Information given =
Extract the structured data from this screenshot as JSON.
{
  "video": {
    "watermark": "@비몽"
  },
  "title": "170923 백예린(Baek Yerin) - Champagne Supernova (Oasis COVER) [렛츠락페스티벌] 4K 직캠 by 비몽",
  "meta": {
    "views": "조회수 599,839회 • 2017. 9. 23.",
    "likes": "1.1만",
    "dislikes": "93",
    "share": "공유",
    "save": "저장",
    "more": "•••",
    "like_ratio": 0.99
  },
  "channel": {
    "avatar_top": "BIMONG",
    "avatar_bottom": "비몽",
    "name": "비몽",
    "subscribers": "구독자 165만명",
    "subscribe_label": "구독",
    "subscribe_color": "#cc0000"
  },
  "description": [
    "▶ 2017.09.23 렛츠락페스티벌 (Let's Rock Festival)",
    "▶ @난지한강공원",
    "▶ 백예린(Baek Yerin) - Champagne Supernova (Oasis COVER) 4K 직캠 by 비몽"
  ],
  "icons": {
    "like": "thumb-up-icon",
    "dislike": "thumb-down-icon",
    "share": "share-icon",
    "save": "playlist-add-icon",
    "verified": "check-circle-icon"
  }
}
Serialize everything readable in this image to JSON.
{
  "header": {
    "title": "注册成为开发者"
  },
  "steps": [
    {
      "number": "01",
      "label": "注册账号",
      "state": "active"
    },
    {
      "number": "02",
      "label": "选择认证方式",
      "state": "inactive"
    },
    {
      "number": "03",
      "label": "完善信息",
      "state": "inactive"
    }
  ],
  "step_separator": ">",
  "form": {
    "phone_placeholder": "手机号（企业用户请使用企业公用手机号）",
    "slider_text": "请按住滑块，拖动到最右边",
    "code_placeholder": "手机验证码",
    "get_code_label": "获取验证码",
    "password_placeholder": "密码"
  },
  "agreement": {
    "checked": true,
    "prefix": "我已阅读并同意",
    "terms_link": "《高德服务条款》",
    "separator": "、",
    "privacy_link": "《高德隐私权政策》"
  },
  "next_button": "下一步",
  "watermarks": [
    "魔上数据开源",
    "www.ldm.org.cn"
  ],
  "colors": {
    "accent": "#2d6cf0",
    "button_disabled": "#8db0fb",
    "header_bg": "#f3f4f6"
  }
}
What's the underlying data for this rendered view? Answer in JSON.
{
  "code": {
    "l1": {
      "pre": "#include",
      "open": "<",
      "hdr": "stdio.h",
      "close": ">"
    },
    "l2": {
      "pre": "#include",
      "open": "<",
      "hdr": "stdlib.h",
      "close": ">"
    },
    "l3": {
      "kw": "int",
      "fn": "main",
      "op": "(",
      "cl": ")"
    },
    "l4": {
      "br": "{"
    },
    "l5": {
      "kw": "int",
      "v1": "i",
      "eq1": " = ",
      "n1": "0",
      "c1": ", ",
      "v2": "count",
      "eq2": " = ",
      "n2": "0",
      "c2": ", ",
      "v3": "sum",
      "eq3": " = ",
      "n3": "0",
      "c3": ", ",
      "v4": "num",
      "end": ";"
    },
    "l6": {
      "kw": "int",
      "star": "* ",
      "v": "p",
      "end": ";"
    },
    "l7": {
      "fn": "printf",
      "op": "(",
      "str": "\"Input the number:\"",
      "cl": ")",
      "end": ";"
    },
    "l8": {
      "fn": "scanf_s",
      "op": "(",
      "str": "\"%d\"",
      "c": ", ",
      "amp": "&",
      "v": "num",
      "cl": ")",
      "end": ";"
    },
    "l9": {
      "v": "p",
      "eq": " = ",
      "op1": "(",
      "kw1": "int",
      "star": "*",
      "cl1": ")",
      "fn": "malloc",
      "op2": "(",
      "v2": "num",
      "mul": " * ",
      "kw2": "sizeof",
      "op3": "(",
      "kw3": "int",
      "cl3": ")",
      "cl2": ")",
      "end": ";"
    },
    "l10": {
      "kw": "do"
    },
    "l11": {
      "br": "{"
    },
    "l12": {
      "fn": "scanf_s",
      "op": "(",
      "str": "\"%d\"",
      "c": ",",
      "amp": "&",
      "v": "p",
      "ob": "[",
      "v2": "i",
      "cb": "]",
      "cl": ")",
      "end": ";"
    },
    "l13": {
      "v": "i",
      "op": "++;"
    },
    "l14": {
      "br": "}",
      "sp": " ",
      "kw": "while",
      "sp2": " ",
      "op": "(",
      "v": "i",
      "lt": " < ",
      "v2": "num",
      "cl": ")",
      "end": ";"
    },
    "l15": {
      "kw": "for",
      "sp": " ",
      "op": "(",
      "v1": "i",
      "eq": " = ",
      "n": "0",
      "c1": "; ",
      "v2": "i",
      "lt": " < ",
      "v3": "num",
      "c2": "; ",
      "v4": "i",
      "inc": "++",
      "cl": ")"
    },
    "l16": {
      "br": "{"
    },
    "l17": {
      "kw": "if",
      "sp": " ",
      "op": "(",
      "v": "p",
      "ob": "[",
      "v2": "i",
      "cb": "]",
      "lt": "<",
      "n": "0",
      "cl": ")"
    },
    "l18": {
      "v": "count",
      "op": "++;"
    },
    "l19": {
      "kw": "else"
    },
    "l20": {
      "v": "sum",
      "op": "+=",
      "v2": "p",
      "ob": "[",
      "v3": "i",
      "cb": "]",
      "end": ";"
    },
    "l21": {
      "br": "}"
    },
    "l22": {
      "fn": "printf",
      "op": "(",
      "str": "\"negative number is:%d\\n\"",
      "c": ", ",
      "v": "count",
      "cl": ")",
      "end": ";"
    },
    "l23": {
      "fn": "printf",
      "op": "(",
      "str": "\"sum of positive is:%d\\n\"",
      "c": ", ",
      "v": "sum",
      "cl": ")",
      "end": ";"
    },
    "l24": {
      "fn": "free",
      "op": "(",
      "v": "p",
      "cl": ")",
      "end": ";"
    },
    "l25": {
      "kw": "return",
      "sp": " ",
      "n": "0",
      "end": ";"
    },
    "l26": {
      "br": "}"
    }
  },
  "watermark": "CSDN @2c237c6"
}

Exercise instructions = Retype the listing exactly, in full.

Exercise solution =
Extract the structured data from this screenshot as JSON.
{
  "video": {
    "watermark": "@비몽"
  },
  "title": "170923 백예린(Baek Yerin) - Champagne Supernova (Oasis COVER) [렛츠락페스티벌] 4K 직캠 by 비몽",
  "meta": {
    "views": "조회수 599,839회 • 2017. 9. 23.",
    "likes": "1.1만",
    "dislikes": "93",
    "share": "공유",
    "save": "저장",
    "more": "•••",
    "like_ratio": 0.99
  },
  "channel": {
    "avatar_top": "BIMONG",
    "avatar_bottom": "비몽",
    "name": "비몽",
    "subscribers": "구독자 165만명",
    "subscribe_label": "구독",
    "subscribe_color": "#cc0000"
  },
  "description": [
    "▶ 2017.09.23 렛츠락페스티벌 (Let's Rock Festival)",
    "▶ @난지한강공원",
    "▶ 백예린(Baek Yerin) - Champagne Supernova (Oasis COVER) 4K 직캠 by 비몽"
  ],
  "icons": {
    "like": "thumb-up-icon",
    "dislike": "thumb-down-icon",
    "share": "share-icon",
    "save": "playlist-add-icon",
    "verified": "check-circle-icon"
  }
}
Serialize everything readable in this image to JSON.
{
  "header": {
    "title": "注册成为开发者"
  },
  "steps": [
    {
      "number": "01",
      "label": "注册账号",
      "state": "active"
    },
    {
      "number": "02",
      "label": "选择认证方式",
      "state": "inactive"
    },
    {
      "number": "03",
      "label": "完善信息",
      "state": "inactive"
    }
  ],
  "step_separator": ">",
  "form": {
    "phone_placeholder": "手机号（企业用户请使用企业公用手机号）",
    "slider_text": "请按住滑块，拖动到最右边",
    "code_placeholder": "手机验证码",
    "get_code_label": "获取验证码",
    "password_placeholder": "密码"
  },
  "agreement": {
    "checked": true,
    "prefix": "我已阅读并同意",
    "terms_link": "《高德服务条款》",
    "separator": "、",
    "privacy_link": "《高德隐私权政策》"
  },
  "next_button": "下一步",
  "watermarks": [
    "魔上数据开源",
    "www.ldm.org.cn"
  ],
  "colors": {
    "accent": "#2d6cf0",
    "button_disabled": "#8db0fb",
    "header_bg": "#f3f4f6"
  }
}
What's the underlying data for this rendered view? Answer in JSON.
{
  "code": {
    "l1": {
      "pre": "#include",
      "open": "<",
      "hdr": "stdio.h",
      "close": ">"
    },
    "l2": {
      "pre": "#include",
      "open": "<",
      "hdr": "stdlib.h",
      "close": ">"
    },
    "l3": {
      "kw": "int",
      "fn": "main",
      "op": "(",
      "cl": ")"
    },
    "l4": {
      "br": "{"
    },
    "l5": {
      "kw": "int",
      "v1": "i",
      "eq1": " = ",
      "n1": "0",
      "c1": ", ",
      "v2": "count",
      "eq2": " = ",
      "n2": "0",
      "c2": ", ",
      "v3": "sum",
      "eq3": " = ",
      "n3": "0",
      "c3": ", ",
      "v4": "num",
      "end": ";"
    },
    "l6": {
      "kw": "int",
      "star": "* ",
      "v": "p",
      "end": ";"
    },
    "l7": {
      "fn": "printf",
      "op": "(",
      "str": "\"Input the number:\"",
      "cl": ")",
      "end": ";"
    },
    "l8": {
      "fn": "scanf_s",
      "op": "(",
      "str": "\"%d\"",
      "c": ", ",
      "amp": "&",
      "v": "num",
      "cl": ")",
      "end": ";"
    },
    "l9": {
      "v": "p",
      "eq": " = ",
      "op1": "(",
      "kw1": "int",
      "star": "*",
      "cl1": ")",
      "fn": "malloc",
      "op2": "(",
      "v2": "num",
      "mul": " * ",
      "kw2": "sizeof",
      "op3": "(",
      "kw3": "int",
      "cl3": ")",
      "cl2": ")",
      "end": ";"
    },
    "l10": {
      "kw": "do"
    },
    "l11": {
      "br": "{"
    },
    "l12": {
      "fn": "scanf_s",
      "op": "(",
      "str": "\"%d\"",
      "c": ",",
      "amp": "&",
      "v": "p",
      "ob": "[",
      "v2": "i",
      "cb": "]",
      "cl": ")",
      "end": ";"
    },
    "l13": {
      "v": "i",
      "op": "++;"
    },
    "l14": {
      "br": "}",
      "sp": " ",
      "kw": "while",
      "sp2": " ",
      "op": "(",
      "v": "i",
      "lt": " < ",
      "v2": "num",
      "cl": ")",
      "end": ";"
    },
    "l15": {
      "kw": "for",
      "sp": " ",
      "op": "(",
      "v1": "i",
      "eq": " = ",
      "n": "0",
      "c1": "; ",
      "v2": "i",
      "lt": " < ",
      "v3": "num",
      "c2": "; ",
      "v4": "i",
      "inc": "++",
      "cl": ")"
    },
    "l16": {
      "br": "{"
    },
    "l17": {
      "kw": "if",
      "sp": " ",
      "op": "(",
      "v": "p",
      "ob": "[",
      "v2": "i",
      "cb": "]",
      "lt": "<",
      "n": "0",
      "cl": ")"
    },
    "l18": {
      "v": "count",
      "op": "++;"
    },
    "l19": {
      "kw": "else"
    },
    "l20": {
      "v": "sum",
      "op": "+=",
      "v2": "p",
      "ob": "[",
      "v3": "i",
      "cb": "]",
      "end": ";"
    },
    "l21": {
      "br": "}"
    },
    "l22": {
      "fn": "printf",
      "op": "(",
      "str": "\"negative number is:%d\\n\"",
      "c": ", ",
      "v": "count",
      "cl": ")",
      "end": ";"
    },
    "l23": {
      "fn": "printf",
      "op": "(",
      "str": "\"sum of positive is:%d\\n\"",
      "c": ", ",
      "v": "sum",
      "cl": ")",
      "end": ";"
    },
    "l24": {
      "fn": "free",
      "op": "(",
      "v": "p",
      "cl": ")",
      "end": ";"
    },
    "l25": {
      "kw": "return",
      "sp": " ",
      "n": "0",
      "end": ";"
    },
    "l26": {
      "br": "}"
    }
  },
  "watermark": "CSDN @2c237c6"
}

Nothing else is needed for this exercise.